* What you have to do: Take each line containing "screenshot" and report it exactly as written.

┌──

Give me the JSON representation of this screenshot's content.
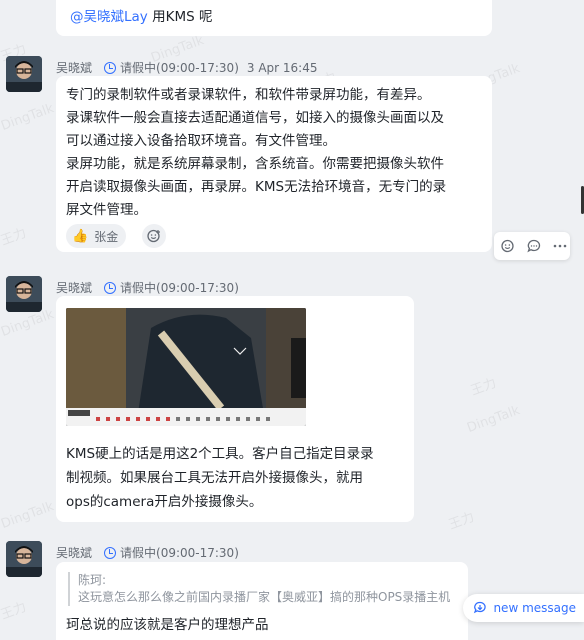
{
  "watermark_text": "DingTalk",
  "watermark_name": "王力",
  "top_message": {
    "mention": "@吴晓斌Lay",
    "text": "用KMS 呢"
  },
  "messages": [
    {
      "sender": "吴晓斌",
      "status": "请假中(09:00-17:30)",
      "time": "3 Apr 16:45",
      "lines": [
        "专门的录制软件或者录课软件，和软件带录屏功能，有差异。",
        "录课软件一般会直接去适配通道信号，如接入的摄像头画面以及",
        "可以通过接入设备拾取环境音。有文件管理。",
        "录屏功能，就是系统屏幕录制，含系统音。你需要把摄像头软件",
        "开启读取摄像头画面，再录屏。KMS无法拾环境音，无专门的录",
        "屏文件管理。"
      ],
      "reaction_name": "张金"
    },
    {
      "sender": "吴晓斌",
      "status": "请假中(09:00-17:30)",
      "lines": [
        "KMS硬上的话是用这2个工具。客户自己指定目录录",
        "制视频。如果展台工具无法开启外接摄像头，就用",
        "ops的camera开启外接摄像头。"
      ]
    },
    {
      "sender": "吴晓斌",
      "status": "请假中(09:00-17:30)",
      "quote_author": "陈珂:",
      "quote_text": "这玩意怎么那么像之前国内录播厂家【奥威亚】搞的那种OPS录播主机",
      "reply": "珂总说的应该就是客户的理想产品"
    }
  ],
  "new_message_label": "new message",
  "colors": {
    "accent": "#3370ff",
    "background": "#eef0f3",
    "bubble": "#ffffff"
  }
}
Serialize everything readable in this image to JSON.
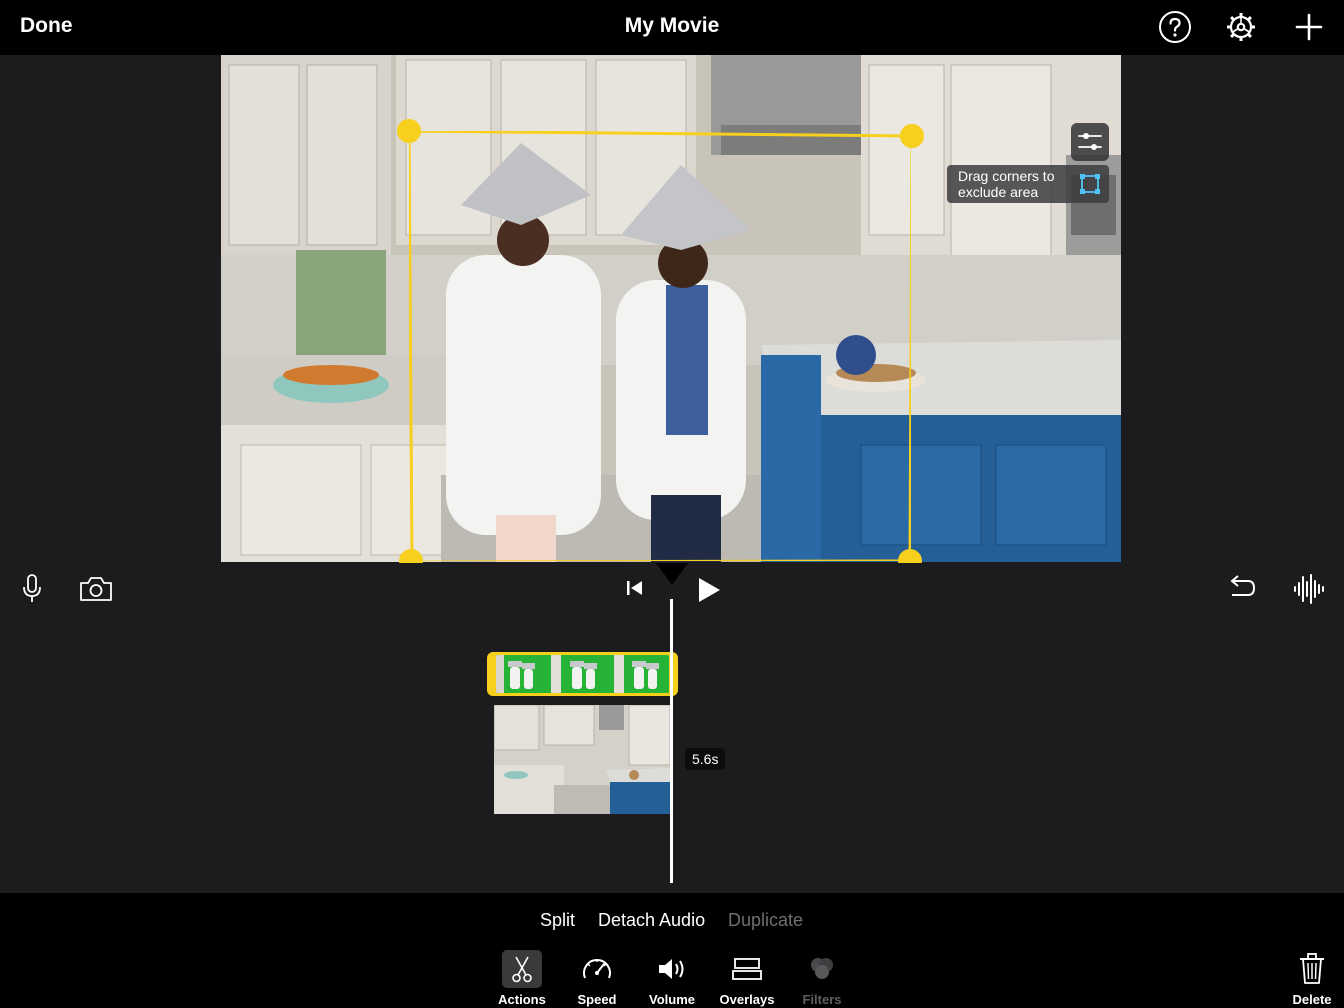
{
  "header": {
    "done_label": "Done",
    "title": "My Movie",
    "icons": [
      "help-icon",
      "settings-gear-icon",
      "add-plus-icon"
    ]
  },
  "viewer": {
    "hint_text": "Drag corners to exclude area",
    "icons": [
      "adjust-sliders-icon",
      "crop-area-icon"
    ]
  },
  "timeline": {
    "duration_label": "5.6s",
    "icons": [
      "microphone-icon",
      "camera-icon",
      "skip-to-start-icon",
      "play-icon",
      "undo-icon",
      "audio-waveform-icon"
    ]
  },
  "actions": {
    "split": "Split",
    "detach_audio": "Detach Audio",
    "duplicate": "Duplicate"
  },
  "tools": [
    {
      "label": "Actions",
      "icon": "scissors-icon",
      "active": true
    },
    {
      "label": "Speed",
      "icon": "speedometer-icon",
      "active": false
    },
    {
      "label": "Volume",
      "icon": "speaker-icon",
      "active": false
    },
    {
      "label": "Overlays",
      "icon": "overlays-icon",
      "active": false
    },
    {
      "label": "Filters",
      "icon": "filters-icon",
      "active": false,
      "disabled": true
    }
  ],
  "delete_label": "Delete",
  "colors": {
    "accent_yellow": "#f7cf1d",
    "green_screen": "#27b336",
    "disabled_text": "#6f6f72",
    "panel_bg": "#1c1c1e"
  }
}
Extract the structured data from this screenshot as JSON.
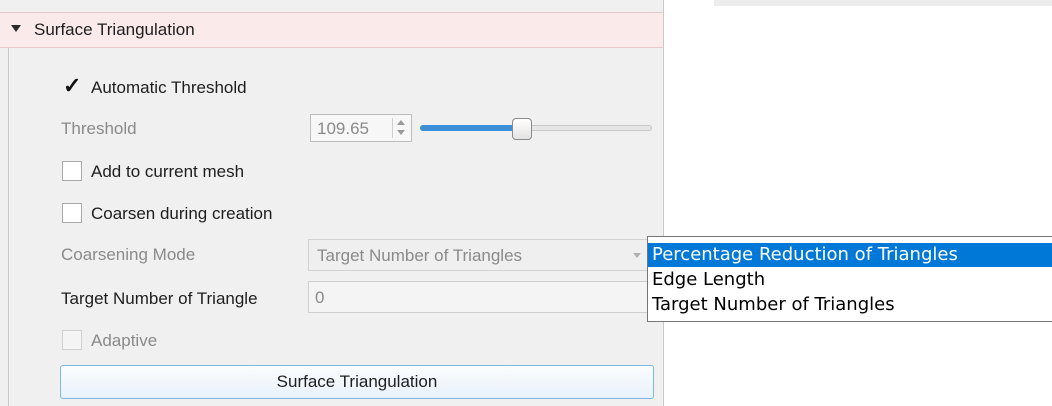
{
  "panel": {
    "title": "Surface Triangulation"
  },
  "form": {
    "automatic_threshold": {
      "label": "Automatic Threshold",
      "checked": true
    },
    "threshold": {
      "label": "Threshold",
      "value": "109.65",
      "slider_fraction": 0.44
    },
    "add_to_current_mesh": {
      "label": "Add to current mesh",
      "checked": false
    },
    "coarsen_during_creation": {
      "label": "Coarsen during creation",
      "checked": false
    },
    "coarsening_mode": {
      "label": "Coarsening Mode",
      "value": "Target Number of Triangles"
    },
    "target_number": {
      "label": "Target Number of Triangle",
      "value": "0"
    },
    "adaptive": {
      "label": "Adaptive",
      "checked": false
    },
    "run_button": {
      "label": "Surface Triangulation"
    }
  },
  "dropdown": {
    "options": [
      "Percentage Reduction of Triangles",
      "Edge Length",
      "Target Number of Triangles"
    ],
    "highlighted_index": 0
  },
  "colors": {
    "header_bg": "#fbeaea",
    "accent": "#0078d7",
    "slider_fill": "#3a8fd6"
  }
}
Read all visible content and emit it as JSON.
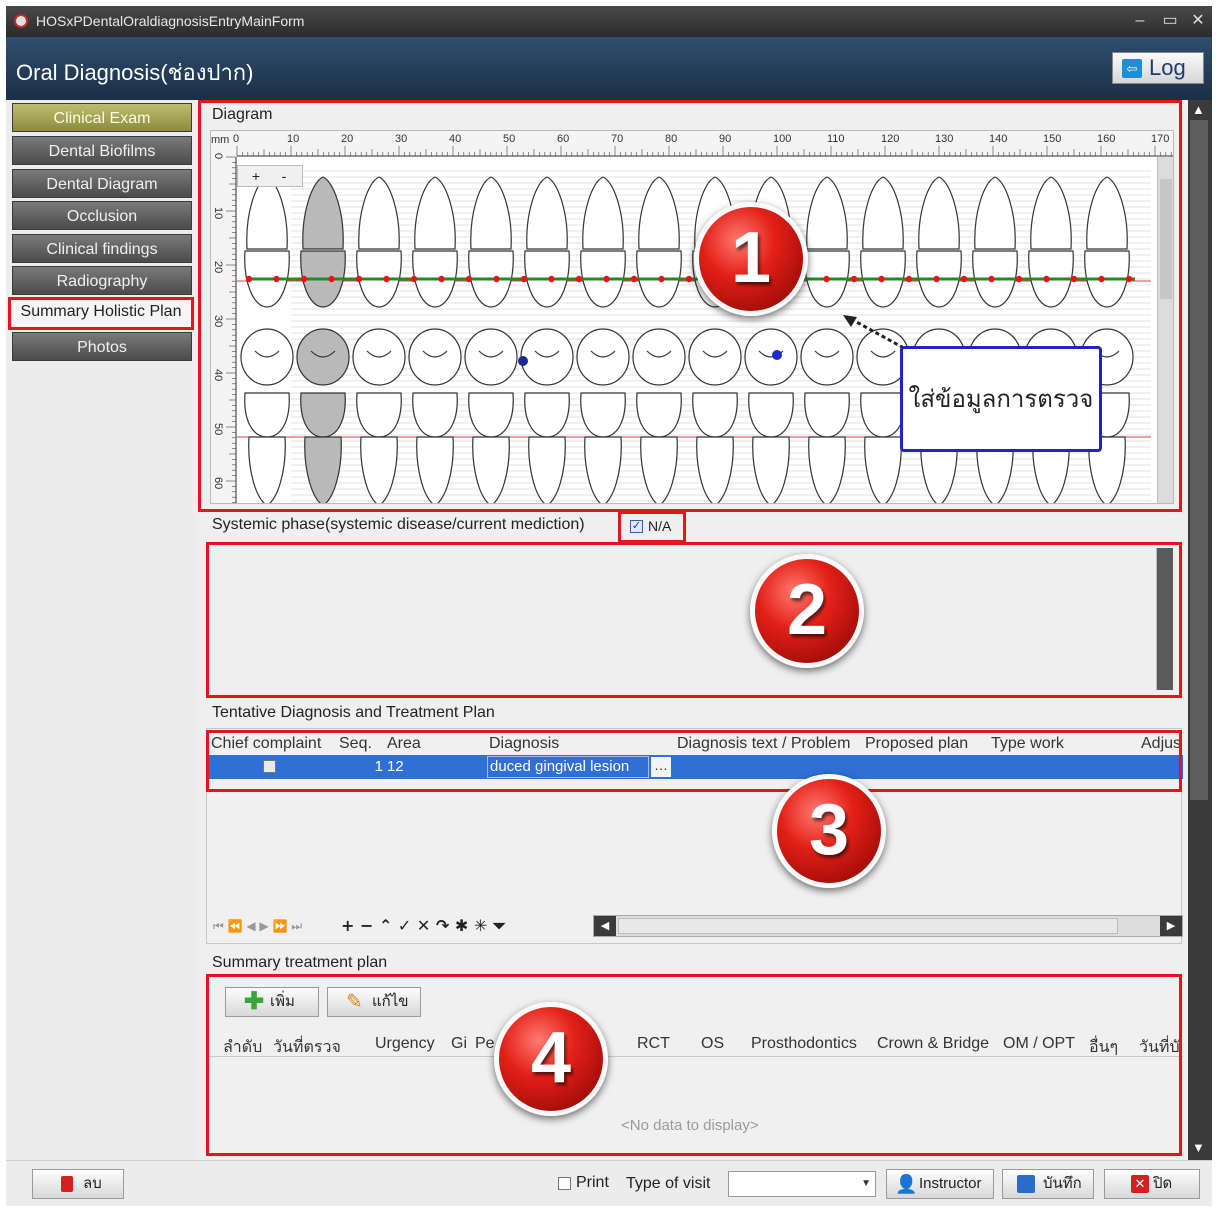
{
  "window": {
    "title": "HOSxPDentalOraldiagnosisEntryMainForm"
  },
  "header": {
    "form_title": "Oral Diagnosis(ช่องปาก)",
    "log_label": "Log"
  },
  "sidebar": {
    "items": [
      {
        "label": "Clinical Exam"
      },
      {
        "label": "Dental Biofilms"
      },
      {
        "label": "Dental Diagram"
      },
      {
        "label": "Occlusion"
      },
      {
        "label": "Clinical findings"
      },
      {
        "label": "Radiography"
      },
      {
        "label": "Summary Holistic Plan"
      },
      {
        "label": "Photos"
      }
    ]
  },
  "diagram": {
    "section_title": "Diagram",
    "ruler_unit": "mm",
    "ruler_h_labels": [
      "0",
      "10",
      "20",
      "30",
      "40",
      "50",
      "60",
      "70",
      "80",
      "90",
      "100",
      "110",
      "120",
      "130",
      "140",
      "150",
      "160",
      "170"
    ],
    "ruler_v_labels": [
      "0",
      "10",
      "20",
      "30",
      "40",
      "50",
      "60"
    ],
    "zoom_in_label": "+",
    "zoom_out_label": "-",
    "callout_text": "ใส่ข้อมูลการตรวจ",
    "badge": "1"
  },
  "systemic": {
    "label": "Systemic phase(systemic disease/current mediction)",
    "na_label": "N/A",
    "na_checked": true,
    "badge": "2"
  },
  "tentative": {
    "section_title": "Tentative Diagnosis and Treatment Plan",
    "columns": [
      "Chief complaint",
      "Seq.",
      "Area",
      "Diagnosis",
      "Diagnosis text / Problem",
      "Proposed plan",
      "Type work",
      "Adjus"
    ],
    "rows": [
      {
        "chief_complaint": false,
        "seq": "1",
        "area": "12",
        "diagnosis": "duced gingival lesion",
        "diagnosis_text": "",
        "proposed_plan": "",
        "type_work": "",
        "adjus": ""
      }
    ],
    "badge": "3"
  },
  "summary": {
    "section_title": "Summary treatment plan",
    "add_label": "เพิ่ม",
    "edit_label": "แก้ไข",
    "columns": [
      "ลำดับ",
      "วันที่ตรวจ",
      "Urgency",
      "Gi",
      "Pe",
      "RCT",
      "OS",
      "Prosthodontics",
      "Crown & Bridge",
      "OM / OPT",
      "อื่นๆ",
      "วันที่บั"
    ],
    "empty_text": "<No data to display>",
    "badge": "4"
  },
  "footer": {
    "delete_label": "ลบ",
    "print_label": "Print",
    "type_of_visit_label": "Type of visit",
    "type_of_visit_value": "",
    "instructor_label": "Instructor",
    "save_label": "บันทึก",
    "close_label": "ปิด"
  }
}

└──

* The answer:
Give me the JSON representation of this screenshot's content.
Extract the structured data from this screenshot as JSON.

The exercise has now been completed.